本文:
────────────────────────────────────────

諏訪地方・諏訪信仰のイントロダクションとも言うべき作品である。
ナレーションの分かりやすい語り口で、解説によって進行する、分かりやすさ重視の作品だった。国立民族学博物館の映像資料のように丁寧に進めていく。

もっと謎めいた、言葉にならない自然界の世界観を静かに映像だけで見せていくスタイルを予想していた。自然の音と祭礼の音、唄、鹿の鳴き声しか流れないぐらいの、言葉にならない世界、そして神話や精霊の世界へとカメラを向けていくものと思っていたのだ。
構成も親切で、本作を見れば、諏訪湖・諏訪大社の一帯がどういう地であるかが伝わってくる。「諏訪信仰」、諏訪大社を中心に諏訪地方で息づいている信仰と儀式の数々が、1年という時間のサイクルにおいて催されていく様が紹介される。1年は祭礼の連続であり、今も年間200以上の儀式があるという。絶え間ない儀式によってこちらとあちら=神の国とを接続させ続けているのは伊勢神宮だけではなかったのだ。だが伊勢神宮が格式に満ちているのに対し、諏訪はもっと動物的である。山と水の自然に満ちた四季の移ろい、稲作、そして鹿の生態が密接に関連している。それらは現在形で生きている。
「自然」の力がとにかく大きい。自然を核とした信仰の存在感が最高位にある、諏訪という場の重力源となっている。それは神社、仏教をも超えたスケールだということが分かってくる。
「諏訪大社」の存在感からして神社の力が大きいんだなと漠然とイメージしていたし(なんせ上社前宮 - 上社本宮 - 下社秋宮 - 下社春宮の4社もある)、そこに国譲りの神話、タケミナカタの存在や、『逃げ若』のような日本史も絡んでくるから、神社と日本神話が中心のように捉えていたのだ。
が、数々の儀式には動物・肉が捧げられ、御柱や鹿の頭に象徴されるように、他の一般的な神社の扱う領域を超えた何かがあり、また寺・仏教の方も、諏訪大社と合同で行事を行っていたりして、衝撃であった。
まるで神道も仏教も、もっと古来の縄文時代から諏訪に生きている信仰を核として、その周りを取り巻いているかに見えた。日本神話でも仏教界でもない、もっと原初的な、目に見えない形なき神の世界を重んじていて、それが降りてくるための重要な場所を空けていることが伺えた。まるで神の特区である。真に聖なるものが中枢に降り、その周縁にて神社、寺、現代人らが配列されて、取り巻いて守るように共存している様が見える。

────────────────────────────────────────

求められる内容: 本文で名前が挙がっている諏訪大社の社をすべて列挙してください。 データ項目は本文とは関係がありません。

────────────────────────────────────────

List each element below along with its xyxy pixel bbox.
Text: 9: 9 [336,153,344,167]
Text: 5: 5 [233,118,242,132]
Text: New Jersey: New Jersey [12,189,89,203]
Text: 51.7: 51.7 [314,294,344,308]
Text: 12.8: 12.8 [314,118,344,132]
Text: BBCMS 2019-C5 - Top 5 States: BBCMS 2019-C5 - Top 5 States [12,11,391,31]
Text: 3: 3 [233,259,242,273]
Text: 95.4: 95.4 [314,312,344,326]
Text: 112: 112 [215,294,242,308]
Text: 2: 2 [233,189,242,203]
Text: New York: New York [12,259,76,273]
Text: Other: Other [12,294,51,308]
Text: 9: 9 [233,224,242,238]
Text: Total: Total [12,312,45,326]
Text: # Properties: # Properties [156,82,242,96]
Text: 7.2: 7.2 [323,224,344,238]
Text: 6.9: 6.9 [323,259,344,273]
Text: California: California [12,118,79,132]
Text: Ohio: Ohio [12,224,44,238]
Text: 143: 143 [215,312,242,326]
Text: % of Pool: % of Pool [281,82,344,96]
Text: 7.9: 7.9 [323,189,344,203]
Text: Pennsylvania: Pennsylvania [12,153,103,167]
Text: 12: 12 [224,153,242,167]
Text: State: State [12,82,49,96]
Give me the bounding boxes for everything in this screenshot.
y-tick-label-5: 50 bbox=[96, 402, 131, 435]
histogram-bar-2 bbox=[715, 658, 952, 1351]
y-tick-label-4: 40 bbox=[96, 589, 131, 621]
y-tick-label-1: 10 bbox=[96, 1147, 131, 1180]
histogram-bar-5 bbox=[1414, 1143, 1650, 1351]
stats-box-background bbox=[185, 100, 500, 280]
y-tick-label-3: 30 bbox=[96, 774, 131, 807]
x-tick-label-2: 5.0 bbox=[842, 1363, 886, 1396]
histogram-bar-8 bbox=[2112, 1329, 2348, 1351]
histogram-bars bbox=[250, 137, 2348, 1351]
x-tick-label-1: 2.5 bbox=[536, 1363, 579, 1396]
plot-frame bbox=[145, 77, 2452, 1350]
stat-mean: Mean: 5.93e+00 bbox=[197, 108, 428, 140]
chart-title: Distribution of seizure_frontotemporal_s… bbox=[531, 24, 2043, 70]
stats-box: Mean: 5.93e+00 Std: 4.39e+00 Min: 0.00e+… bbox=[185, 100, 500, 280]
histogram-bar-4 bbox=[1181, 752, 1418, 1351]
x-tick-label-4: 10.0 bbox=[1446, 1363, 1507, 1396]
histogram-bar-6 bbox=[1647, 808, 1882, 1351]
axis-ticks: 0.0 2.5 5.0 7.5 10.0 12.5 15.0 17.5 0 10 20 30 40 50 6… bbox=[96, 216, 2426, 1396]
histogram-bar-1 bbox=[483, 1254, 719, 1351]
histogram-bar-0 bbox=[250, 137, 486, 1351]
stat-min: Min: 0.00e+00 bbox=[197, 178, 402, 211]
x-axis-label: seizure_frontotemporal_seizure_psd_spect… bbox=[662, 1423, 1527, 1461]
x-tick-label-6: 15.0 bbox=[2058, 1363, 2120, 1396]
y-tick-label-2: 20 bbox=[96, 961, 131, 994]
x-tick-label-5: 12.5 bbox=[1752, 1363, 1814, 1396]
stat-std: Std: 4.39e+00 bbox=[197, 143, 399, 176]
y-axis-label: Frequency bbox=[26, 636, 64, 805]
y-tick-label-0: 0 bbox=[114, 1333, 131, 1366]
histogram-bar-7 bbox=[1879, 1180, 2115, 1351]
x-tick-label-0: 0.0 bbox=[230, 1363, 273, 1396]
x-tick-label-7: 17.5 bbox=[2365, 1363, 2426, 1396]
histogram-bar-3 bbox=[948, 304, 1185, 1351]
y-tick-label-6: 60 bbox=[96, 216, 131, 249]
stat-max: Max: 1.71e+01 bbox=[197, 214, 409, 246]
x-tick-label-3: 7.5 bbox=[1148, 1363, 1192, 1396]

────────────────────────────────────────

解答: 上社前宮、上社本宮、下社秋宮、下社春宮